───── Data excerpts

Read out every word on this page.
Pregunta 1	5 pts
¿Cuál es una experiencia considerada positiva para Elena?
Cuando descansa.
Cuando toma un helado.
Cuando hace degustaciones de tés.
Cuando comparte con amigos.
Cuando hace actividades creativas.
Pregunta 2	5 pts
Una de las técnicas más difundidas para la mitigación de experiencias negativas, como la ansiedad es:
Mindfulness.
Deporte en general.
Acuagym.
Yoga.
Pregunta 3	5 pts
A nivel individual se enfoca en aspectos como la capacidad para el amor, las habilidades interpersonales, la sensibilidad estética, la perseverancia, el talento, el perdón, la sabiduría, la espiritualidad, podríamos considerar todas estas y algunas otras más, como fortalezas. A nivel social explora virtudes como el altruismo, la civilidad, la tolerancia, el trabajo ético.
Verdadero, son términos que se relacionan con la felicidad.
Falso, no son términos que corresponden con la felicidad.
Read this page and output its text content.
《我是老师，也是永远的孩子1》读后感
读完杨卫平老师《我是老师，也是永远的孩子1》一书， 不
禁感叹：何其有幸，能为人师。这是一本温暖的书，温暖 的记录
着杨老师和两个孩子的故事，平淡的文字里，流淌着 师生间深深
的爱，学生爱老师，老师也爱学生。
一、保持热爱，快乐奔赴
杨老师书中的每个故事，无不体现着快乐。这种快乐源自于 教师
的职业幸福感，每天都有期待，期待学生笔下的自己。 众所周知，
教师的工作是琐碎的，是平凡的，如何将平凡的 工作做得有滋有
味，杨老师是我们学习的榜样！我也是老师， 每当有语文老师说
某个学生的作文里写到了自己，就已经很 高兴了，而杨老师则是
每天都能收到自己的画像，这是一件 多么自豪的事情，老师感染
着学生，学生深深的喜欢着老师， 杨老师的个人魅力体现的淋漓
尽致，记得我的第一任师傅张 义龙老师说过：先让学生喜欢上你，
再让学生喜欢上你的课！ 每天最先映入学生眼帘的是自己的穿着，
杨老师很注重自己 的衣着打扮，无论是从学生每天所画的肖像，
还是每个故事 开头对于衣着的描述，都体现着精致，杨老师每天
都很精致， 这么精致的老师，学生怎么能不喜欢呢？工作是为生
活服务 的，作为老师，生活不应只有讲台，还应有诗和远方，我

──────────

Return every entry verbatim.

The response>
Read out every word on this page.
Pregunta 1	5 pts
¿Cuál es una experiencia considerada positiva para Elena?
Cuando descansa.
Cuando toma un helado.
Cuando hace degustaciones de tés.
Cuando comparte con amigos.
Cuando hace actividades creativas.
Pregunta 2	5 pts
Una de las técnicas más difundidas para la mitigación de experiencias negativas, como la ansiedad es:
Mindfulness.
Deporte en general.
Acuagym.
Yoga.
Pregunta 3	5 pts
A nivel individual se enfoca en aspectos como la capacidad para el amor, las habilidades interpersonales, la sensibilidad estética, la perseverancia, el talento, el perdón, la sabiduría, la espiritualidad, podríamos considerar todas estas y algunas otras más, como fortalezas. A nivel social explora virtudes como el altruismo, la civilidad, la tolerancia, el trabajo ético.
Verdadero, son términos que se relacionan con la felicidad.
Falso, no son términos que corresponden con la felicidad.
Read this page and output its text content.
《我是老师，也是永远的孩子1》读后感
读完杨卫平老师《我是老师，也是永远的孩子1》一书， 不
禁感叹：何其有幸，能为人师。这是一本温暖的书，温暖 的记录
着杨老师和两个孩子的故事，平淡的文字里，流淌着 师生间深深
的爱，学生爱老师，老师也爱学生。
一、保持热爱，快乐奔赴
杨老师书中的每个故事，无不体现着快乐。这种快乐源自于 教师
的职业幸福感，每天都有期待，期待学生笔下的自己。 众所周知，
教师的工作是琐碎的，是平凡的，如何将平凡的 工作做得有滋有
味，杨老师是我们学习的榜样！我也是老师， 每当有语文老师说
某个学生的作文里写到了自己，就已经很 高兴了，而杨老师则是
每天都能收到自己的画像，这是一件 多么自豪的事情，老师感染
着学生，学生深深的喜欢着老师， 杨老师的个人魅力体现的淋漓
尽致，记得我的第一任师傅张 义龙老师说过：先让学生喜欢上你，
再让学生喜欢上你的课！ 每天最先映入学生眼帘的是自己的穿着，
杨老师很注重自己 的衣着打扮，无论是从学生每天所画的肖像，
还是每个故事 开头对于衣着的描述，都体现着精致，杨老师每天
都很精致， 这么精致的老师，学生怎么能不喜欢呢？工作是为生
活服务 的，作为老师，生活不应只有讲台，还应有诗和远方，我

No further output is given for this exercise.